Copy the listing verbatim, excluding any images found in it.

Extracted data entries
------

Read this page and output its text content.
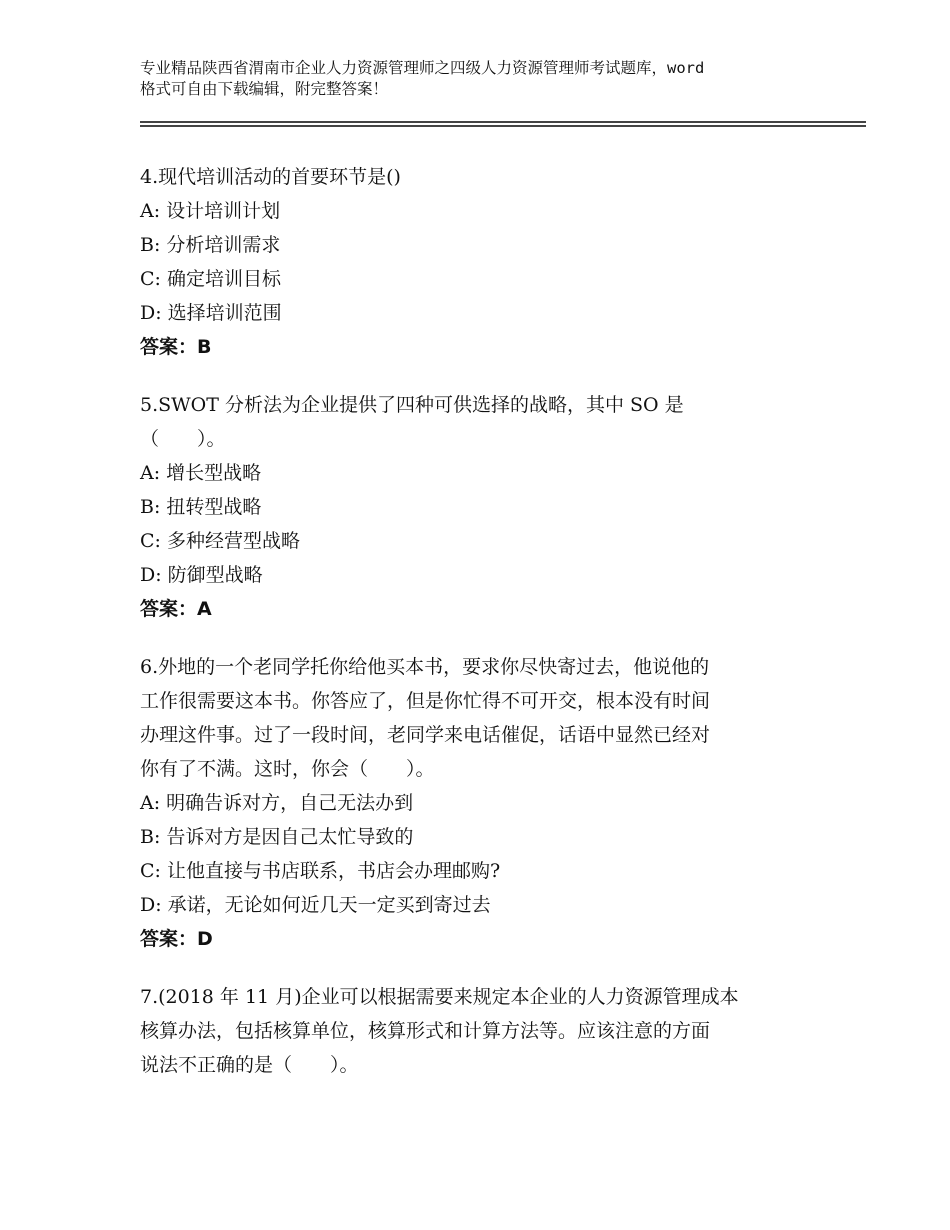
专业精品陕西省渭南市企业人力资源管理师之四级人力资源管理师考试题库，word
格式可自由下载编辑，附完整答案！
4.现代培训活动的首要环节是()
A: 设计培训计划
B: 分析培训需求
C: 确定培训目标
D: 选择培训范围
答案：B
5.SWOT 分析法为企业提供了四种可供选择的战略，其中 SO 是
（　　）。
A: 增长型战略
B: 扭转型战略
C: 多种经营型战略
D: 防御型战略
答案：A
6.外地的一个老同学托你给他买本书，要求你尽快寄过去，他说他的
工作很需要这本书。你答应了，但是你忙得不可开交，根本没有时间
办理这件事。过了一段时间，老同学来电话催促，话语中显然已经对
你有了不满。这时，你会（　　）。
A: 明确告诉对方，自己无法办到
B: 告诉对方是因自己太忙导致的
C: 让他直接与书店联系，书店会办理邮购?
D: 承诺，无论如何近几天一定买到寄过去
答案：D
7.(2018 年 11 月)企业可以根据需要来规定本企业的人力资源管理成本
核算办法，包括核算单位，核算形式和计算方法等。应该注意的方面
说法不正确的是（　　）。
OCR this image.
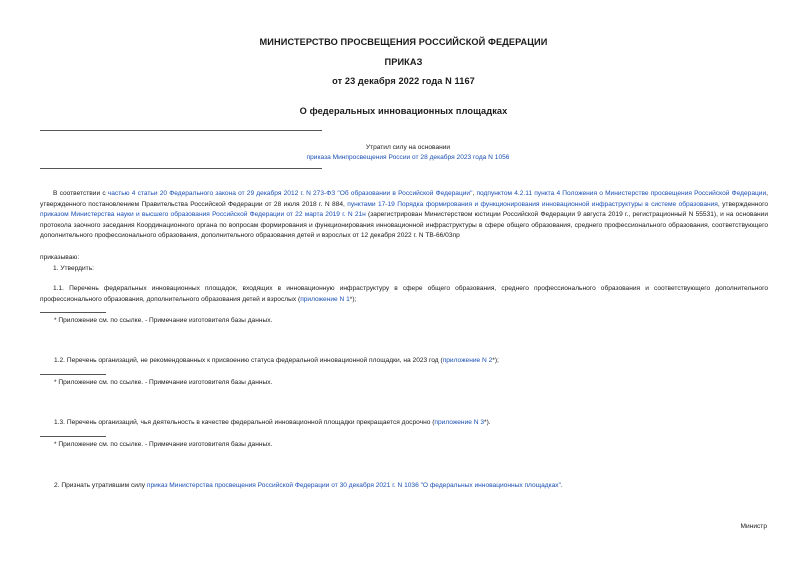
МИНИСТЕРСТВО ПРОСВЕЩЕНИЯ РОССИЙСКОЙ ФЕДЕРАЦИИ
ПРИКАЗ
от 23 декабря 2022 года N 1167
О федеральных инновационных площадках
Утратил силу на основании
приказа Минпросвещения России от 28 декабря 2023 года N 1056
В соответствии с частью 4 статьи 20 Федерального закона от 29 декабря 2012 г. N 273-ФЗ "Об образовании в Российской Федерации", подпунктом 4.2.11 пункта 4 Положения о Министерстве просвещения Российской Федерации, утвержденного постановлением Правительства Российской Федерации от 28 июля 2018 г. N 884, пунктами 17-19 Порядка формирования и функционирования инновационной инфраструктуры в системе образования, утвержденного приказом Министерства науки и высшего образования Российской Федерации от 22 марта 2019 г. N 21н (зарегистрирован Министерством юстиции Российской Федерации 9 августа 2019 г., регистрационный N 55531), и на основании протокола заочного заседания Координационного органа по вопросам формирования и функционирования инновационной инфраструктуры в сфере общего образования, среднего профессионального образования, соответствующего дополнительного профессионального образования, дополнительного образования детей и взрослых от 12 декабря 2022 г. N ТВ-66/03пр
приказываю:
1. Утвердить:
1.1. Перечень федеральных инновационных площадок, входящих в инновационную инфраструктуру в сфере общего образования, среднего профессионального образования и соответствующего дополнительного профессионального образования, дополнительного образования детей и взрослых (приложение N 1*);
* Приложение см. по ссылке. - Примечание изготовителя базы данных.
1.2. Перечень организаций, не рекомендованных к присвоению статуса федеральной инновационной площадки, на 2023 год (приложение N 2*);
* Приложение см. по ссылке. - Примечание изготовителя базы данных.
1.3. Перечень организаций, чья деятельность в качестве федеральной инновационной площадки прекращается досрочно (приложение N 3*).
* Приложение см. по ссылке. - Примечание изготовителя базы данных.
2. Признать утратившим силу приказ Министерства просвещения Российской Федерации от 30 декабря 2021 г. N 1036 "О федеральных инновационных площадках".
Министр
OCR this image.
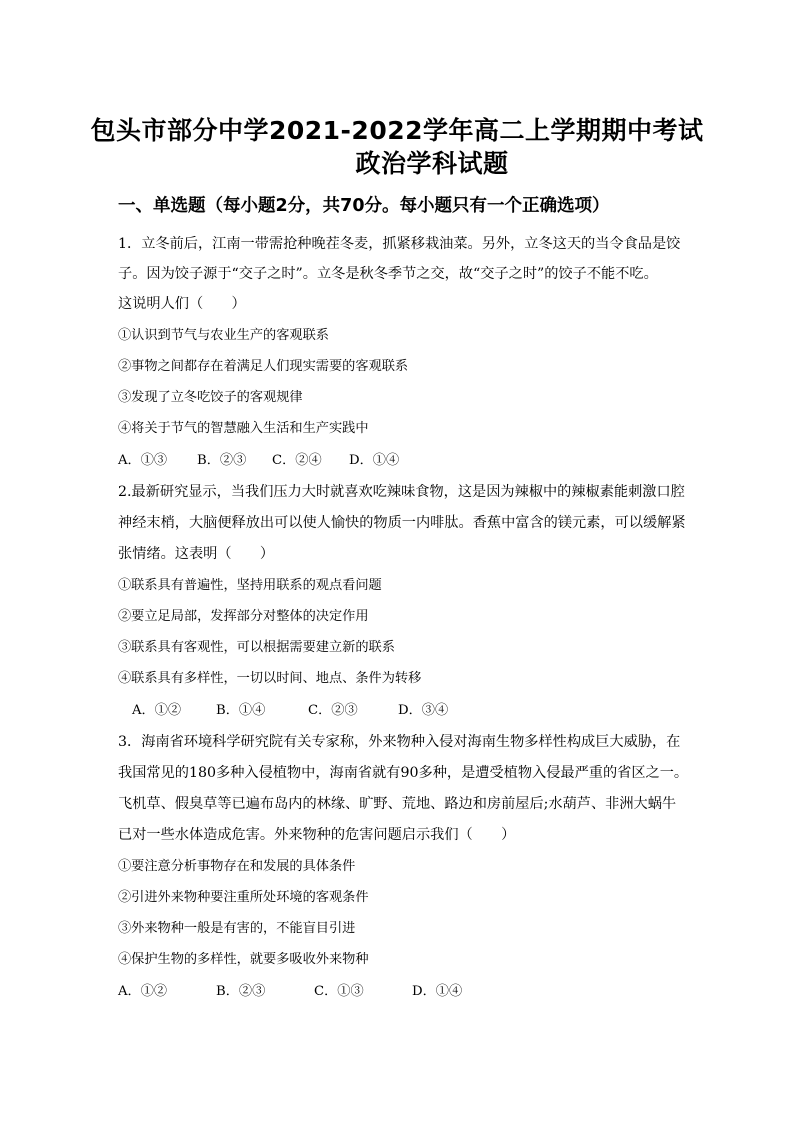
包头市部分中学2021-2022学年高二上学期期中考试
政治学科试题
一、单选题（每小题2分，共70分。每小题只有一个正确选项）
1．立冬前后，江南一带需抢种晚茬冬麦，抓紧移栽油菜。另外，立冬这天的当令食品是饺
子。因为饺子源于“交子之时”。立冬是秋冬季节之交，故“交子之时”的饺子不能不吃。
这说明人们（　　）
①认识到节气与农业生产的客观联系
②事物之间都存在着满足人们现实需要的客观联系
③发现了立冬吃饺子的客观规律
④将关于节气的智慧融入生活和生产实践中
A．①③ B．②③ C．②④ D．①④
2.最新研究显示，当我们压力大时就喜欢吃辣味食物，这是因为辣椒中的辣椒素能刺激口腔
神经末梢，大脑便释放出可以使人愉快的物质一内啡肽。香蕉中富含的镁元素，可以缓解紧
张情绪。这表明（　　）
①联系具有普遍性，坚持用联系的观点看问题
②要立足局部，发挥部分对整体的决定作用
③联系具有客观性，可以根据需要建立新的联系
④联系具有多样性，一切以时间、地点、条件为转移
A．①②	B．①④	C．②③	D．③④
3．海南省环境科学研究院有关专家称，外来物种入侵对海南生物多样性构成巨大威胁，在
我国常见的180多种入侵植物中，海南省就有90多种，是遭受植物入侵最严重的省区之一。
飞机草、假臭草等已遍布岛内的林缘、旷野、荒地、路边和房前屋后;水葫芦、非洲大蜗牛
已对一些水体造成危害。外来物种的危害问题启示我们（　　）
①要注意分析事物存在和发展的具体条件
②引进外来物种要注重所处环境的客观条件
③外来物种一般是有害的，不能盲目引进
④保护生物的多样性，就要多吸收外来物种
A．①②	B．②③	C．①③	D．①④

------

Result of this task:
Read this page and output its text content.
专业精品陕西省渭南市企业人力资源管理师之四级人力资源管理师考试题库，word
格式可自由下载编辑，附完整答案！
4.现代培训活动的首要环节是()
A: 设计培训计划
B: 分析培训需求
C: 确定培训目标
D: 选择培训范围
答案：B
5.SWOT 分析法为企业提供了四种可供选择的战略，其中 SO 是
（　　）。
A: 增长型战略
B: 扭转型战略
C: 多种经营型战略
D: 防御型战略
答案：A
6.外地的一个老同学托你给他买本书，要求你尽快寄过去，他说他的
工作很需要这本书。你答应了，但是你忙得不可开交，根本没有时间
办理这件事。过了一段时间，老同学来电话催促，话语中显然已经对
你有了不满。这时，你会（　　）。
A: 明确告诉对方，自己无法办到
B: 告诉对方是因自己太忙导致的
C: 让他直接与书店联系，书店会办理邮购?
D: 承诺，无论如何近几天一定买到寄过去
答案：D
7.(2018 年 11 月)企业可以根据需要来规定本企业的人力资源管理成本
核算办法，包括核算单位，核算形式和计算方法等。应该注意的方面
说法不正确的是（　　）。
OCR this image.
МИНИСТЕРСТВО ПРОСВЕЩЕНИЯ РОССИЙСКОЙ ФЕДЕРАЦИИ
ПРИКАЗ
от 23 декабря 2022 года N 1167
О федеральных инновационных площадках
Утратил силу на основании
приказа Минпросвещения России от 28 декабря 2023 года N 1056
В соответствии с частью 4 статьи 20 Федерального закона от 29 декабря 2012 г. N 273-ФЗ "Об образовании в Российской Федерации", подпунктом 4.2.11 пункта 4 Положения о Министерстве просвещения Российской Федерации, утвержденного постановлением Правительства Российской Федерации от 28 июля 2018 г. N 884, пунктами 17-19 Порядка формирования и функционирования инновационной инфраструктуры в системе образования, утвержденного приказом Министерства науки и высшего образования Российской Федерации от 22 марта 2019 г. N 21н (зарегистрирован Министерством юстиции Российской Федерации 9 августа 2019 г., регистрационный N 55531), и на основании протокола заочного заседания Координационного органа по вопросам формирования и функционирования инновационной инфраструктуры в сфере общего образования, среднего профессионального образования, соответствующего дополнительного профессионального образования, дополнительного образования детей и взрослых от 12 декабря 2022 г. N ТВ-66/03пр
приказываю:
1. Утвердить:
1.1. Перечень федеральных инновационных площадок, входящих в инновационную инфраструктуру в сфере общего образования, среднего профессионального образования и соответствующего дополнительного профессионального образования, дополнительного образования детей и взрослых (приложение N 1*);
* Приложение см. по ссылке. - Примечание изготовителя базы данных.
1.2. Перечень организаций, не рекомендованных к присвоению статуса федеральной инновационной площадки, на 2023 год (приложение N 2*);
* Приложение см. по ссылке. - Примечание изготовителя базы данных.
1.3. Перечень организаций, чья деятельность в качестве федеральной инновационной площадки прекращается досрочно (приложение N 3*).
* Приложение см. по ссылке. - Примечание изготовителя базы данных.
2. Признать утратившим силу приказ Министерства просвещения Российской Федерации от 30 декабря 2021 г. N 1036 "О федеральных инновационных площадках".
Министр
OCR this image.
包头市部分中学2021-2022学年高二上学期期中考试
政治学科试题
一、单选题（每小题2分，共70分。每小题只有一个正确选项）
1．立冬前后，江南一带需抢种晚茬冬麦，抓紧移栽油菜。另外，立冬这天的当令食品是饺
子。因为饺子源于“交子之时”。立冬是秋冬季节之交，故“交子之时”的饺子不能不吃。
这说明人们（　　）
①认识到节气与农业生产的客观联系
②事物之间都存在着满足人们现实需要的客观联系
③发现了立冬吃饺子的客观规律
④将关于节气的智慧融入生活和生产实践中
A．①③ B．②③ C．②④ D．①④
2.最新研究显示，当我们压力大时就喜欢吃辣味食物，这是因为辣椒中的辣椒素能刺激口腔
神经末梢，大脑便释放出可以使人愉快的物质一内啡肽。香蕉中富含的镁元素，可以缓解紧
张情绪。这表明（　　）
①联系具有普遍性，坚持用联系的观点看问题
②要立足局部，发挥部分对整体的决定作用
③联系具有客观性，可以根据需要建立新的联系
④联系具有多样性，一切以时间、地点、条件为转移
A．①②	B．①④	C．②③	D．③④
3．海南省环境科学研究院有关专家称，外来物种入侵对海南生物多样性构成巨大威胁，在
我国常见的180多种入侵植物中，海南省就有90多种，是遭受植物入侵最严重的省区之一。
飞机草、假臭草等已遍布岛内的林缘、旷野、荒地、路边和房前屋后;水葫芦、非洲大蜗牛
已对一些水体造成危害。外来物种的危害问题启示我们（　　）
①要注意分析事物存在和发展的具体条件
②引进外来物种要注重所处环境的客观条件
③外来物种一般是有害的，不能盲目引进
④保护生物的多样性，就要多吸收外来物种
A．①②	B．②③	C．①③	D．①④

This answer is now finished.